-------- WORKING DATA --------

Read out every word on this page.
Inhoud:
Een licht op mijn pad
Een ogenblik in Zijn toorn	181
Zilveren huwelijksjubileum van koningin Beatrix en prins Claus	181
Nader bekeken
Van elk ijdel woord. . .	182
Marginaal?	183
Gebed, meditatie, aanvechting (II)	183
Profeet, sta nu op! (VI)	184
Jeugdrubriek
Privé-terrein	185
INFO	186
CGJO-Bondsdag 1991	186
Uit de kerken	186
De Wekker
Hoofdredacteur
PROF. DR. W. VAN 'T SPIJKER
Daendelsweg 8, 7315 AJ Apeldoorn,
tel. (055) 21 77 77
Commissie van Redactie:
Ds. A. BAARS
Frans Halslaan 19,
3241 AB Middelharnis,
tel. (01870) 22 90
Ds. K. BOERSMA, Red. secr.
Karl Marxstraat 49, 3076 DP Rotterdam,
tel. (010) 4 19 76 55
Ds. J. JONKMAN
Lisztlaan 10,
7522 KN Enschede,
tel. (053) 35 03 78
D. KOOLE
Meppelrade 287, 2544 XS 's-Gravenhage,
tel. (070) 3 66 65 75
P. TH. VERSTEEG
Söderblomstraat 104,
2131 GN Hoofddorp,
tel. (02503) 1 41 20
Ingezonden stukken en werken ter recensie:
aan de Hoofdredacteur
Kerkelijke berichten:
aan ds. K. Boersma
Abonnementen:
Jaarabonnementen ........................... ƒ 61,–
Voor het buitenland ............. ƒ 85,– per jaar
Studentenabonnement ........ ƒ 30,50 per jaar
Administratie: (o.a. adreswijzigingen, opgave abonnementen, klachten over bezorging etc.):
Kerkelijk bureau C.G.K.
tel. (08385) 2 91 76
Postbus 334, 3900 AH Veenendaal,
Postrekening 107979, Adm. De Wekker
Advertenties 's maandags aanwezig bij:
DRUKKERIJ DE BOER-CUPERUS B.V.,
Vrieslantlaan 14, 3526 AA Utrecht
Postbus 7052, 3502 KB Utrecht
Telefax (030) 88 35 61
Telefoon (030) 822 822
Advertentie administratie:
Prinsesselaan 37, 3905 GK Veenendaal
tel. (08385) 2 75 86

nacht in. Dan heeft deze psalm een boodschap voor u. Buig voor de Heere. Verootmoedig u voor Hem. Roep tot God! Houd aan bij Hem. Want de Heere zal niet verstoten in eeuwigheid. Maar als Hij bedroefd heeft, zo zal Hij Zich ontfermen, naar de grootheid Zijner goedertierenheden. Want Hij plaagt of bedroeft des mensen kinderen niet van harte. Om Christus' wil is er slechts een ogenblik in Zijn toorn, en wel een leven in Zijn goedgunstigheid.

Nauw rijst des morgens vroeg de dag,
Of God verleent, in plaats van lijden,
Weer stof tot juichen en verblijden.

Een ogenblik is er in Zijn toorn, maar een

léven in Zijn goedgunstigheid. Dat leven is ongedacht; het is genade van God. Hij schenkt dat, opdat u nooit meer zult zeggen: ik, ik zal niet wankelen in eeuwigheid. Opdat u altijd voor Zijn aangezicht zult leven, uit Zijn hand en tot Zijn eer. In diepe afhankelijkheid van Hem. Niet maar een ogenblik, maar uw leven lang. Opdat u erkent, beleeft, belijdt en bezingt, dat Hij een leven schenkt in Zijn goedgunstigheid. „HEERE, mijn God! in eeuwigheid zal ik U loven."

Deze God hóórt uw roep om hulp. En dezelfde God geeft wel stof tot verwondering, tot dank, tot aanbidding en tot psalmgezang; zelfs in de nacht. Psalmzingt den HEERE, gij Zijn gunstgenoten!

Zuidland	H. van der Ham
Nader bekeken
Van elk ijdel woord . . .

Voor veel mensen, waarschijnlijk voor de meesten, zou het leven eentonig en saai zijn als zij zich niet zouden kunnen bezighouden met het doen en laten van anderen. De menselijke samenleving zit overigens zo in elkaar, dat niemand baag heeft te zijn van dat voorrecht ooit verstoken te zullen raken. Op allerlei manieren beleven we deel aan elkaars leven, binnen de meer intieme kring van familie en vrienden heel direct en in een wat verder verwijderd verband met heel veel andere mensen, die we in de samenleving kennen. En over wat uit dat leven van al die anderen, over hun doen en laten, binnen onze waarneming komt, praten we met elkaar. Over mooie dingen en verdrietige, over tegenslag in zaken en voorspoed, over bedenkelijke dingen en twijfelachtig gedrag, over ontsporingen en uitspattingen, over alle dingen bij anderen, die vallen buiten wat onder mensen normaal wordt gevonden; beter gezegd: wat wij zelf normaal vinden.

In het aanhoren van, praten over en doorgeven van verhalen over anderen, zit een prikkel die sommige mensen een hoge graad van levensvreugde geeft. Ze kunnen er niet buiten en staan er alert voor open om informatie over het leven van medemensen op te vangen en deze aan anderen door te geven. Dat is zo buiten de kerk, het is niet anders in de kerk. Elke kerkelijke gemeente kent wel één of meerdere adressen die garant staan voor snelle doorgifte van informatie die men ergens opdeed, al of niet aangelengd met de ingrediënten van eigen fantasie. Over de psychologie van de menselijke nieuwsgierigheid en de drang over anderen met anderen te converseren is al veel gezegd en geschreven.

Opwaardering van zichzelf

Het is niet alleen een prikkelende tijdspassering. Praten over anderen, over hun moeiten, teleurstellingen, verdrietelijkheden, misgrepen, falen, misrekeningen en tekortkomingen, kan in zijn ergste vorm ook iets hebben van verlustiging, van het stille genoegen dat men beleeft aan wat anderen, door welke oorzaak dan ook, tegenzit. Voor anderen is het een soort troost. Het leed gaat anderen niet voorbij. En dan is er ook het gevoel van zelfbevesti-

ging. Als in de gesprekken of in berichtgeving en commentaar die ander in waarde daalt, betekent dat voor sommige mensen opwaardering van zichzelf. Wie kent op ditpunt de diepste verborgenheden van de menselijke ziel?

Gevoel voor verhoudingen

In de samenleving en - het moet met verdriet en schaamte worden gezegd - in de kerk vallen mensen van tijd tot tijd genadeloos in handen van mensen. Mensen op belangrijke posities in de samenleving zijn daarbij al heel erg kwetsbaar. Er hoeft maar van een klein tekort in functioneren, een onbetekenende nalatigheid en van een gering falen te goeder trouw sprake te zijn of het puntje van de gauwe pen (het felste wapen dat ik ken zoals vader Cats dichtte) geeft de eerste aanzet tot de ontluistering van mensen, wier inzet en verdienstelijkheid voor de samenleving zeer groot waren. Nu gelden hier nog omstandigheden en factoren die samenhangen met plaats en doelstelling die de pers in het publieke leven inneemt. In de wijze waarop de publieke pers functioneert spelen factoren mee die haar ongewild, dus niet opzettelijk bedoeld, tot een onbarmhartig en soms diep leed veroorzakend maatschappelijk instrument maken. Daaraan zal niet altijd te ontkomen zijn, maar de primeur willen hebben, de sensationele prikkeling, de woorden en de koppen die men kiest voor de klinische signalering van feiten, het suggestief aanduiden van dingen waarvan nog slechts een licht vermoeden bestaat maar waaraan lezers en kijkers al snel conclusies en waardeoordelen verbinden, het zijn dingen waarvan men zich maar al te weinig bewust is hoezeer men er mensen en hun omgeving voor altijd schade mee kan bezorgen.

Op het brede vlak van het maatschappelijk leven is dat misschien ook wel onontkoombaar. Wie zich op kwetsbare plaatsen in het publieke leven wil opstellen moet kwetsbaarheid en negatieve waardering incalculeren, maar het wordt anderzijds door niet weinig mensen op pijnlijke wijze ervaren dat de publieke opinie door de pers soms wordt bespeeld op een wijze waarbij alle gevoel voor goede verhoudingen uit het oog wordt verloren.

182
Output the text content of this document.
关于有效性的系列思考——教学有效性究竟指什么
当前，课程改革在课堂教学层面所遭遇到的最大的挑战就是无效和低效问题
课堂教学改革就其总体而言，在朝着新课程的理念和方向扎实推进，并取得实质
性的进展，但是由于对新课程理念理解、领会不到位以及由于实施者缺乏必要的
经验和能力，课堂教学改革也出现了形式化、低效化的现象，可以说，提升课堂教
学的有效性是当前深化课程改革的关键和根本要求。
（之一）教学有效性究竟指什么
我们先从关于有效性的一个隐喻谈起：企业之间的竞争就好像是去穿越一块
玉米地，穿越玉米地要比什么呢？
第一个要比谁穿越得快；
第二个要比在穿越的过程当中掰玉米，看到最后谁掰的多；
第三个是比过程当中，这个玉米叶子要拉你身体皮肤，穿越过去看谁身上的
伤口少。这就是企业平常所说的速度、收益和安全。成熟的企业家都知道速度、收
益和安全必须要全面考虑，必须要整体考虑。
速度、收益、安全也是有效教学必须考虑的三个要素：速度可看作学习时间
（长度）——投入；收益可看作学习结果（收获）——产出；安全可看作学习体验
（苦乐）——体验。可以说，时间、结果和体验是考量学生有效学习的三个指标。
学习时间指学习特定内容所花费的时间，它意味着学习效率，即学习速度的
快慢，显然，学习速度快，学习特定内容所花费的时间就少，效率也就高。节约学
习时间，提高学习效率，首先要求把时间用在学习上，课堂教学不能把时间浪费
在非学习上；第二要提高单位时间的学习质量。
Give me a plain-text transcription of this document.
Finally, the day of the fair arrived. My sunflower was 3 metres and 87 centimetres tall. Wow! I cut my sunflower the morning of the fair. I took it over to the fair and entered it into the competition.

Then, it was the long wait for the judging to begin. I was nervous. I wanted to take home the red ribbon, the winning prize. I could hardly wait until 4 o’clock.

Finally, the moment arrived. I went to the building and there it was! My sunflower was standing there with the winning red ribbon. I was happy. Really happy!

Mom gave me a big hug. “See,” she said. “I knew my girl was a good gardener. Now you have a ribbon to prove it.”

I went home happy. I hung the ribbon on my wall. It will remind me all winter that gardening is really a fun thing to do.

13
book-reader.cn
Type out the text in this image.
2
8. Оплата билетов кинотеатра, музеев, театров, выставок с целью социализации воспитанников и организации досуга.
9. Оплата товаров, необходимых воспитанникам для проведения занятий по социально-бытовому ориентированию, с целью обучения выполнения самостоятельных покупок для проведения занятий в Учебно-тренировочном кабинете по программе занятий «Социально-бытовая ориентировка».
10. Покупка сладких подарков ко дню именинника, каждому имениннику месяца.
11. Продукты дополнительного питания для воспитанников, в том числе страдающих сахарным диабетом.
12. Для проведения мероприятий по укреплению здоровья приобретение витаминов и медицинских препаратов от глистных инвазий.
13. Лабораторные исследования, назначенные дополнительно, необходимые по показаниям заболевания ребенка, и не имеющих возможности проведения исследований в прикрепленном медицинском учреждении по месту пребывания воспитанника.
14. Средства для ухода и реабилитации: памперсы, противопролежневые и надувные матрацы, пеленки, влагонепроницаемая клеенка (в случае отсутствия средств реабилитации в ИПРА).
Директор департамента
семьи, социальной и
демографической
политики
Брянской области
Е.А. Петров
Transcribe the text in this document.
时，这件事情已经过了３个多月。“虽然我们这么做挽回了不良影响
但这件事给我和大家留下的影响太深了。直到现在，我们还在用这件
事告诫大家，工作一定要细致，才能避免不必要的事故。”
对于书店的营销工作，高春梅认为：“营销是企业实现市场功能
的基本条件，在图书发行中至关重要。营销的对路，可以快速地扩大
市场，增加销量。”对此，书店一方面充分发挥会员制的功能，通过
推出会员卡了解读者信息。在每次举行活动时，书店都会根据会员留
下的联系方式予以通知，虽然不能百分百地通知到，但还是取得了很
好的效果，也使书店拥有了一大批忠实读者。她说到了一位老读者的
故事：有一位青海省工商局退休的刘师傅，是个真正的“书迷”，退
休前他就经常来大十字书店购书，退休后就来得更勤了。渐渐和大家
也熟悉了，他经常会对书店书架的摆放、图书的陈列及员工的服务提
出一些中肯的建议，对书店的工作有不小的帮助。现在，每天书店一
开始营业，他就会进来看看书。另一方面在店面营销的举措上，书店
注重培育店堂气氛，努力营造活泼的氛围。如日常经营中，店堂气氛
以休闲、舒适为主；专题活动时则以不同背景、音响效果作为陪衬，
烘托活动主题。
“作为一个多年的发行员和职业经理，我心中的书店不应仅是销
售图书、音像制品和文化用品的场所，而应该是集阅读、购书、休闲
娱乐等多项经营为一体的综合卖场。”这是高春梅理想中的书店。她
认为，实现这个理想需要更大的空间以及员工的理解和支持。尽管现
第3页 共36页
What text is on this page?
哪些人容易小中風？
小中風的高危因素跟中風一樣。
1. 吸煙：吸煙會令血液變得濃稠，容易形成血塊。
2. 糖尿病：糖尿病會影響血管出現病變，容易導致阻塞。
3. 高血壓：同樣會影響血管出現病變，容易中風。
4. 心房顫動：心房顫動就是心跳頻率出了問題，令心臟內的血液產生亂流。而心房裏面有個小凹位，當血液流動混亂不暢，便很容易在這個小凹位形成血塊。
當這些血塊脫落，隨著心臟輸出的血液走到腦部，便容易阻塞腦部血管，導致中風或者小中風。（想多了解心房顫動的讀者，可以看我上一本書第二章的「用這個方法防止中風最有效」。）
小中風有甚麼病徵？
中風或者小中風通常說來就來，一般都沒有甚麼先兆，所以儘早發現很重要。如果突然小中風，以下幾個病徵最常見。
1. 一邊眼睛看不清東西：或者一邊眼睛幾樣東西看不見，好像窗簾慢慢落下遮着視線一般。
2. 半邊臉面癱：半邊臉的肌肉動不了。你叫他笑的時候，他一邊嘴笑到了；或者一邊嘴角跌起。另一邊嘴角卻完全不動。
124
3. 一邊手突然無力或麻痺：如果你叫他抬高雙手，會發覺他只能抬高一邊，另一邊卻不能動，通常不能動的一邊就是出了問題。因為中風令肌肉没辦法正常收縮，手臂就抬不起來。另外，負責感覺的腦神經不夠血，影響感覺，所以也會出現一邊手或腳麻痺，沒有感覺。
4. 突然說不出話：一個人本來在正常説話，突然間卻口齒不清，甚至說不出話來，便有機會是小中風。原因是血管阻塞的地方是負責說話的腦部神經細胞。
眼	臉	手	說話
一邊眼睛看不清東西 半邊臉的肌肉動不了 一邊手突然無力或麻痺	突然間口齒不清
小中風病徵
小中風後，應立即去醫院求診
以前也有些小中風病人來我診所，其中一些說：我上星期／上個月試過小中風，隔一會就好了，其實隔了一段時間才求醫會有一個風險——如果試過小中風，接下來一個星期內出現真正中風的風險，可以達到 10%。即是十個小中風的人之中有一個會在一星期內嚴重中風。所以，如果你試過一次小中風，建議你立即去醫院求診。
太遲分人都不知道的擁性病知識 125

--------

■ **DO THIS**:
From the records above, work out how many lines contain the string "教学有效性究竟指什么". Give only the number.

■ **FINISHED TASK**:
2